=== PROBLEM REQUIREMENTS ===
Repeat the records exactly. Every line must match.
──────── GIVEN RECORDS ────────
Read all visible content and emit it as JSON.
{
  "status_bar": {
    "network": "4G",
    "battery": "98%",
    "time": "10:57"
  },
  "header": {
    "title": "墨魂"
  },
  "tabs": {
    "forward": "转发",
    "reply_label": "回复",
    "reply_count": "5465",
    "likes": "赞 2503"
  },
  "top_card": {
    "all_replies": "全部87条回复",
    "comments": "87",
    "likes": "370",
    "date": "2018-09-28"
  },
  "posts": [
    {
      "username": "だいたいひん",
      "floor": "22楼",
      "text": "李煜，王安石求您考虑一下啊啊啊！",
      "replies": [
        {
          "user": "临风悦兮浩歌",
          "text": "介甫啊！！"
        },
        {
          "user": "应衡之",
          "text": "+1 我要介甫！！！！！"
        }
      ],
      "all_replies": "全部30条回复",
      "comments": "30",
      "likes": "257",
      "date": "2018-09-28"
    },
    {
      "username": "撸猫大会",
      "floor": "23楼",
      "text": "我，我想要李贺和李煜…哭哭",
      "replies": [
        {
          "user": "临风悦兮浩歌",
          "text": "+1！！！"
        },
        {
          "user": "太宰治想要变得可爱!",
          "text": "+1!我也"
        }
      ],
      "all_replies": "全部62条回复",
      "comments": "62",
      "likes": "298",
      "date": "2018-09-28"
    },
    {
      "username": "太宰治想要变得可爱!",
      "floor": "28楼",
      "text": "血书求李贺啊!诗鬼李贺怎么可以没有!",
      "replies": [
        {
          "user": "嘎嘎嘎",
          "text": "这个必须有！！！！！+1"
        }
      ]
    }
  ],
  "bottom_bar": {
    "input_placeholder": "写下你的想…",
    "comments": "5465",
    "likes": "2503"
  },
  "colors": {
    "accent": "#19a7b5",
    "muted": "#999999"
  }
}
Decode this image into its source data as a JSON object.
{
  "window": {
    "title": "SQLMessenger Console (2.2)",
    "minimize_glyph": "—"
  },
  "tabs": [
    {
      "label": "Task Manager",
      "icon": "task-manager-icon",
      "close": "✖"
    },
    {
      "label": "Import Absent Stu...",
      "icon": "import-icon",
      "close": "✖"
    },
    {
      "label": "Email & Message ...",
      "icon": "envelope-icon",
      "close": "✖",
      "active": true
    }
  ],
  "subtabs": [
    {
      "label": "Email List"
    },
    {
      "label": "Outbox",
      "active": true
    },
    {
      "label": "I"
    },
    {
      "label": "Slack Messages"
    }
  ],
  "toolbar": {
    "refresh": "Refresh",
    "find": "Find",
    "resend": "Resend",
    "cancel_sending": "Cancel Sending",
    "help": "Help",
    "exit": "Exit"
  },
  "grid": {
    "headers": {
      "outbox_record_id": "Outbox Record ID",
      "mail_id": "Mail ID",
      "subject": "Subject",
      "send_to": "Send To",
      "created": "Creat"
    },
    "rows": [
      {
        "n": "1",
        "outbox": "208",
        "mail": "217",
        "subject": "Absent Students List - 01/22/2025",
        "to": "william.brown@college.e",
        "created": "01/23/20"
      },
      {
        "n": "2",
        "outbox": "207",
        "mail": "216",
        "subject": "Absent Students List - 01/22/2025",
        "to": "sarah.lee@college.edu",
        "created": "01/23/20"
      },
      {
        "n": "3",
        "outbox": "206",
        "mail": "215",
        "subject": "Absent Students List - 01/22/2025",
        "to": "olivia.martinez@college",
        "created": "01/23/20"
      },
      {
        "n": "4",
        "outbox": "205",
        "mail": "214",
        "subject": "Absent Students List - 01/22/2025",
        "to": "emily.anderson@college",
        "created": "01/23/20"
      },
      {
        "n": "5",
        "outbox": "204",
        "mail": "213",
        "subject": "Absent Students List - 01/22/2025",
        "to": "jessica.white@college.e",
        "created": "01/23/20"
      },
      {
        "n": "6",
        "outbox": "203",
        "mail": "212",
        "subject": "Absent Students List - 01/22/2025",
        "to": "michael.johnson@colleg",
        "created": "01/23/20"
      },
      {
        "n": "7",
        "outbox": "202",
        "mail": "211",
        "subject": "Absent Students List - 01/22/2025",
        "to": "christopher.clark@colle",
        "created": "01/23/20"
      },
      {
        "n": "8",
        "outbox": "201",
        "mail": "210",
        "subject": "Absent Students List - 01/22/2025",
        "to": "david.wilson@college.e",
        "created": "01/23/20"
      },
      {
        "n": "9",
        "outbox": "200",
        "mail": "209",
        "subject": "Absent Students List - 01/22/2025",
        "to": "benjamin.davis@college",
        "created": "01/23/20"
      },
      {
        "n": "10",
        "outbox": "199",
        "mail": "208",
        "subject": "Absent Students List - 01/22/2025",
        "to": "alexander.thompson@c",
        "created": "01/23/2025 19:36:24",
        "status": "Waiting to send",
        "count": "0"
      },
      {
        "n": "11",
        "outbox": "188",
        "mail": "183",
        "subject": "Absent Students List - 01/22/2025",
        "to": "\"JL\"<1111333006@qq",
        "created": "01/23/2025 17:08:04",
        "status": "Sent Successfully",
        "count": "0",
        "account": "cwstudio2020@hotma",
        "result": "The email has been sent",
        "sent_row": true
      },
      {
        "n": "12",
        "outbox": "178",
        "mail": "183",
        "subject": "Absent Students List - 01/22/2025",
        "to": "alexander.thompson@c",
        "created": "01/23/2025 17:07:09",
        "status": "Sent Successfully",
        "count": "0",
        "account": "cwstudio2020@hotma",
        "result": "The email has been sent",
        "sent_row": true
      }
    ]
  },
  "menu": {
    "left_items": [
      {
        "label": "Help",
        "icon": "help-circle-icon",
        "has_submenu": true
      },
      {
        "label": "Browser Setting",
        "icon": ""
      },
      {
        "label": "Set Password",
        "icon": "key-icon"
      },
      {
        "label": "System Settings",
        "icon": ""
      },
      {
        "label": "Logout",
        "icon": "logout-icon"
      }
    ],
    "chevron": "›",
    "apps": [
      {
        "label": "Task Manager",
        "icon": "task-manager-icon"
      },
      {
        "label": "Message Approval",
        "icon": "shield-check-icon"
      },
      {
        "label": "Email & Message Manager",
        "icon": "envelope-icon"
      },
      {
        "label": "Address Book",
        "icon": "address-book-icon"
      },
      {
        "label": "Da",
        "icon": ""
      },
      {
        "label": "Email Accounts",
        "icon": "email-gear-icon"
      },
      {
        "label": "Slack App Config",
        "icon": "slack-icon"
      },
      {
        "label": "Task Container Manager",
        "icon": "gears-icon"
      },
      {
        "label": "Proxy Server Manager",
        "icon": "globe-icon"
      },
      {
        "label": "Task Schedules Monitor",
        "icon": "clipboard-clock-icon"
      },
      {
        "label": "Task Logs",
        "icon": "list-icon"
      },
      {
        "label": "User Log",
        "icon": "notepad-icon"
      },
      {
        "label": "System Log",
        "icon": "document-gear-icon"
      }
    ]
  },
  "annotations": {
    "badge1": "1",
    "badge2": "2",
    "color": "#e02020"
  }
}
────────
=== TASK ANSWER ===
Read all visible content and emit it as JSON.
{
  "status_bar": {
    "network": "4G",
    "battery": "98%",
    "time": "10:57"
  },
  "header": {
    "title": "墨魂"
  },
  "tabs": {
    "forward": "转发",
    "reply_label": "回复",
    "reply_count": "5465",
    "likes": "赞 2503"
  },
  "top_card": {
    "all_replies": "全部87条回复",
    "comments": "87",
    "likes": "370",
    "date": "2018-09-28"
  },
  "posts": [
    {
      "username": "だいたいひん",
      "floor": "22楼",
      "text": "李煜，王安石求您考虑一下啊啊啊！",
      "replies": [
        {
          "user": "临风悦兮浩歌",
          "text": "介甫啊！！"
        },
        {
          "user": "应衡之",
          "text": "+1 我要介甫！！！！！"
        }
      ],
      "all_replies": "全部30条回复",
      "comments": "30",
      "likes": "257",
      "date": "2018-09-28"
    },
    {
      "username": "撸猫大会",
      "floor": "23楼",
      "text": "我，我想要李贺和李煜…哭哭",
      "replies": [
        {
          "user": "临风悦兮浩歌",
          "text": "+1！！！"
        },
        {
          "user": "太宰治想要变得可爱!",
          "text": "+1!我也"
        }
      ],
      "all_replies": "全部62条回复",
      "comments": "62",
      "likes": "298",
      "date": "2018-09-28"
    },
    {
      "username": "太宰治想要变得可爱!",
      "floor": "28楼",
      "text": "血书求李贺啊!诗鬼李贺怎么可以没有!",
      "replies": [
        {
          "user": "嘎嘎嘎",
          "text": "这个必须有！！！！！+1"
        }
      ]
    }
  ],
  "bottom_bar": {
    "input_placeholder": "写下你的想…",
    "comments": "5465",
    "likes": "2503"
  },
  "colors": {
    "accent": "#19a7b5",
    "muted": "#999999"
  }
}
Decode this image into its source data as a JSON object.
{
  "window": {
    "title": "SQLMessenger Console (2.2)",
    "minimize_glyph": "—"
  },
  "tabs": [
    {
      "label": "Task Manager",
      "icon": "task-manager-icon",
      "close": "✖"
    },
    {
      "label": "Import Absent Stu...",
      "icon": "import-icon",
      "close": "✖"
    },
    {
      "label": "Email & Message ...",
      "icon": "envelope-icon",
      "close": "✖",
      "active": true
    }
  ],
  "subtabs": [
    {
      "label": "Email List"
    },
    {
      "label": "Outbox",
      "active": true
    },
    {
      "label": "I"
    },
    {
      "label": "Slack Messages"
    }
  ],
  "toolbar": {
    "refresh": "Refresh",
    "find": "Find",
    "resend": "Resend",
    "cancel_sending": "Cancel Sending",
    "help": "Help",
    "exit": "Exit"
  },
  "grid": {
    "headers": {
      "outbox_record_id": "Outbox Record ID",
      "mail_id": "Mail ID",
      "subject": "Subject",
      "send_to": "Send To",
      "created": "Creat"
    },
    "rows": [
      {
        "n": "1",
        "outbox": "208",
        "mail": "217",
        "subject": "Absent Students List - 01/22/2025",
        "to": "william.brown@college.e",
        "created": "01/23/20"
      },
      {
        "n": "2",
        "outbox": "207",
        "mail": "216",
        "subject": "Absent Students List - 01/22/2025",
        "to": "sarah.lee@college.edu",
        "created": "01/23/20"
      },
      {
        "n": "3",
        "outbox": "206",
        "mail": "215",
        "subject": "Absent Students List - 01/22/2025",
        "to": "olivia.martinez@college",
        "created": "01/23/20"
      },
      {
        "n": "4",
        "outbox": "205",
        "mail": "214",
        "subject": "Absent Students List - 01/22/2025",
        "to": "emily.anderson@college",
        "created": "01/23/20"
      },
      {
        "n": "5",
        "outbox": "204",
        "mail": "213",
        "subject": "Absent Students List - 01/22/2025",
        "to": "jessica.white@college.e",
        "created": "01/23/20"
      },
      {
        "n": "6",
        "outbox": "203",
        "mail": "212",
        "subject": "Absent Students List - 01/22/2025",
        "to": "michael.johnson@colleg",
        "created": "01/23/20"
      },
      {
        "n": "7",
        "outbox": "202",
        "mail": "211",
        "subject": "Absent Students List - 01/22/2025",
        "to": "christopher.clark@colle",
        "created": "01/23/20"
      },
      {
        "n": "8",
        "outbox": "201",
        "mail": "210",
        "subject": "Absent Students List - 01/22/2025",
        "to": "david.wilson@college.e",
        "created": "01/23/20"
      },
      {
        "n": "9",
        "outbox": "200",
        "mail": "209",
        "subject": "Absent Students List - 01/22/2025",
        "to": "benjamin.davis@college",
        "created": "01/23/20"
      },
      {
        "n": "10",
        "outbox": "199",
        "mail": "208",
        "subject": "Absent Students List - 01/22/2025",
        "to": "alexander.thompson@c",
        "created": "01/23/2025 19:36:24",
        "status": "Waiting to send",
        "count": "0"
      },
      {
        "n": "11",
        "outbox": "188",
        "mail": "183",
        "subject": "Absent Students List - 01/22/2025",
        "to": "\"JL\"<1111333006@qq",
        "created": "01/23/2025 17:08:04",
        "status": "Sent Successfully",
        "count": "0",
        "account": "cwstudio2020@hotma",
        "result": "The email has been sent",
        "sent_row": true
      },
      {
        "n": "12",
        "outbox": "178",
        "mail": "183",
        "subject": "Absent Students List - 01/22/2025",
        "to": "alexander.thompson@c",
        "created": "01/23/2025 17:07:09",
        "status": "Sent Successfully",
        "count": "0",
        "account": "cwstudio2020@hotma",
        "result": "The email has been sent",
        "sent_row": true
      }
    ]
  },
  "menu": {
    "left_items": [
      {
        "label": "Help",
        "icon": "help-circle-icon",
        "has_submenu": true
      },
      {
        "label": "Browser Setting",
        "icon": ""
      },
      {
        "label": "Set Password",
        "icon": "key-icon"
      },
      {
        "label": "System Settings",
        "icon": ""
      },
      {
        "label": "Logout",
        "icon": "logout-icon"
      }
    ],
    "chevron": "›",
    "apps": [
      {
        "label": "Task Manager",
        "icon": "task-manager-icon"
      },
      {
        "label": "Message Approval",
        "icon": "shield-check-icon"
      },
      {
        "label": "Email & Message Manager",
        "icon": "envelope-icon"
      },
      {
        "label": "Address Book",
        "icon": "address-book-icon"
      },
      {
        "label": "Da",
        "icon": ""
      },
      {
        "label": "Email Accounts",
        "icon": "email-gear-icon"
      },
      {
        "label": "Slack App Config",
        "icon": "slack-icon"
      },
      {
        "label": "Task Container Manager",
        "icon": "gears-icon"
      },
      {
        "label": "Proxy Server Manager",
        "icon": "globe-icon"
      },
      {
        "label": "Task Schedules Monitor",
        "icon": "clipboard-clock-icon"
      },
      {
        "label": "Task Logs",
        "icon": "list-icon"
      },
      {
        "label": "User Log",
        "icon": "notepad-icon"
      },
      {
        "label": "System Log",
        "icon": "document-gear-icon"
      }
    ]
  },
  "annotations": {
    "badge1": "1",
    "badge2": "2",
    "color": "#e02020"
  }
}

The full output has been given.